> _GIVEN INSTRUCTION_: Copy every entry word for word. Skip the pictures.

> _Stored entries_:
########

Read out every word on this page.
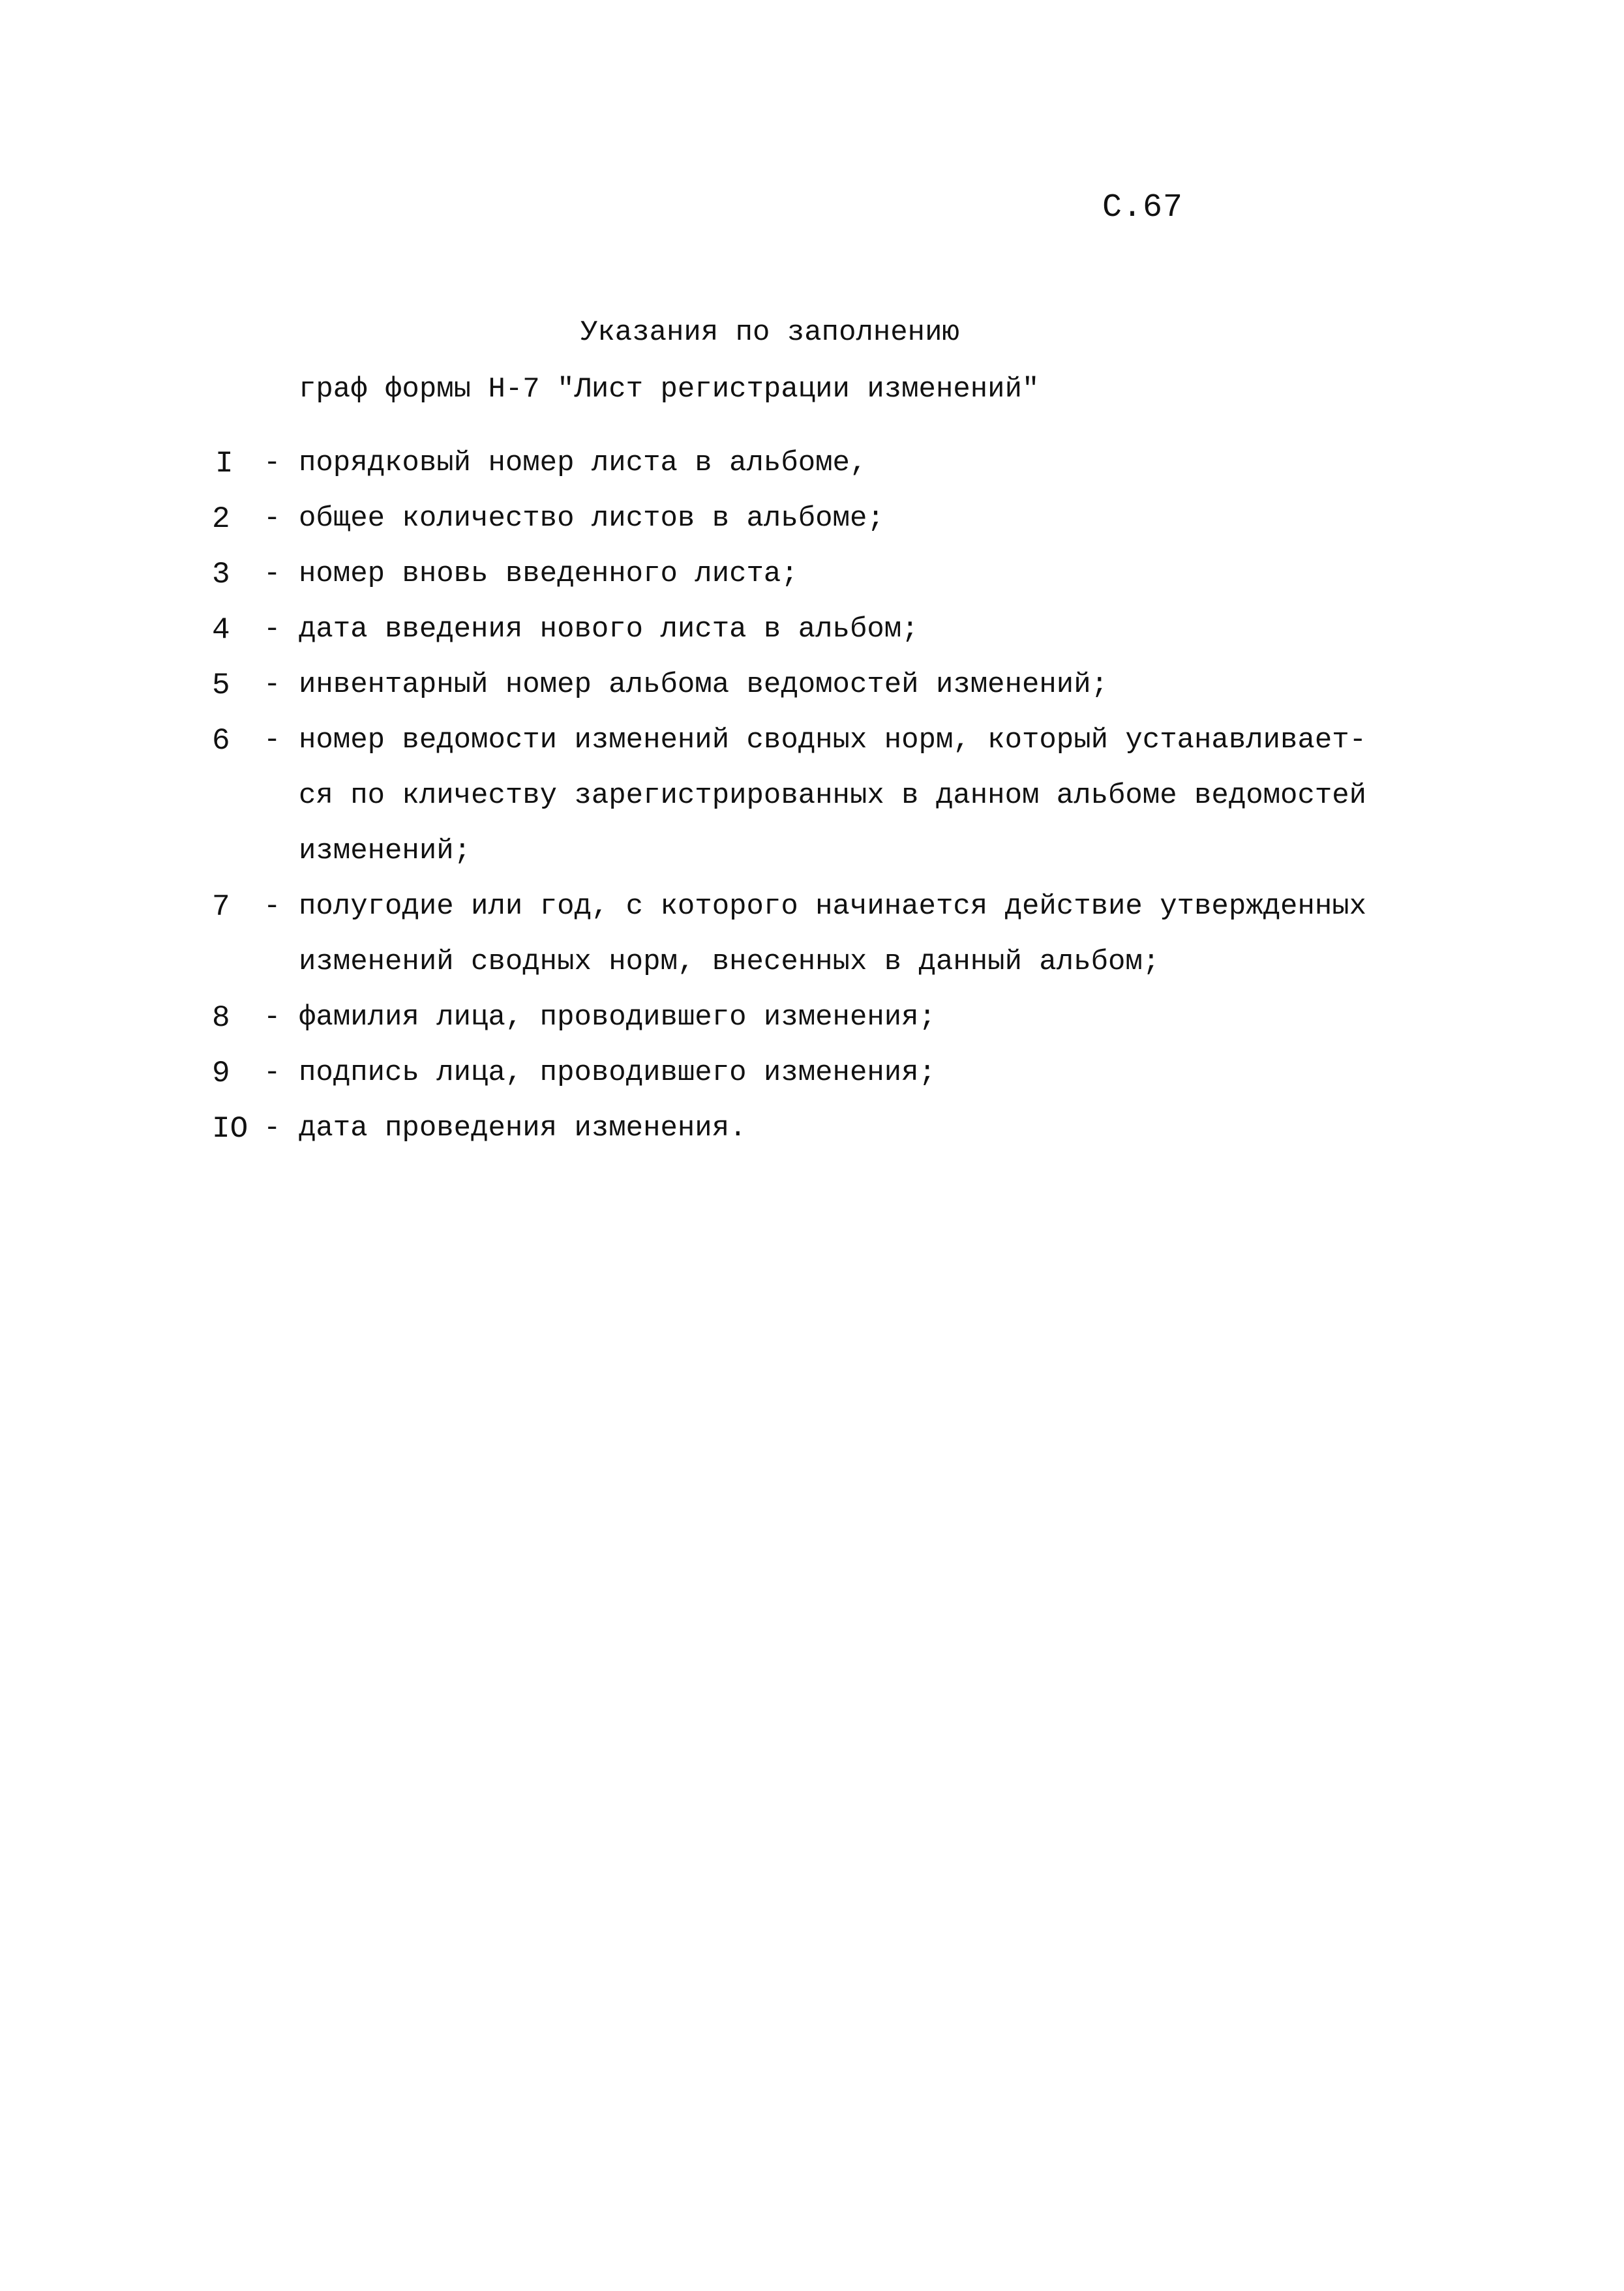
С.67
Указания по заполнению
граф формы Н-7 "Лист регистрации изменений"
I	- порядковый номер листа в альбоме,
2	- общее количество листов в альбоме;
3	- номер вновь введенного листа;
4	- дата введения нового листа в альбом;
5	- инвентарный номер альбома ведомостей изменений;
6	- номер ведомости изменений сводных норм, который устанавливает-
ся по кличеству зарегистрированных в данном альбоме ведомостей
изменений;
7	- полугодие или год, с которого начинается действие утвержденных
изменений сводных норм, внесенных в данный альбом;
8	- фамилия лица, проводившего изменения;
9	- подпись лица, проводившего изменения;
IO - дата проведения изменения.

########

> _OUTPUT_:
Read out every word on this page.
С.67
Указания по заполнению
граф формы Н-7 "Лист регистрации изменений"
I	- порядковый номер листа в альбоме,
2	- общее количество листов в альбоме;
3	- номер вновь введенного листа;
4	- дата введения нового листа в альбом;
5	- инвентарный номер альбома ведомостей изменений;
6	- номер ведомости изменений сводных норм, который устанавливает-
ся по кличеству зарегистрированных в данном альбоме ведомостей
изменений;
7	- полугодие или год, с которого начинается действие утвержденных
изменений сводных норм, внесенных в данный альбом;
8	- фамилия лица, проводившего изменения;
9	- подпись лица, проводившего изменения;
IO - дата проведения изменения.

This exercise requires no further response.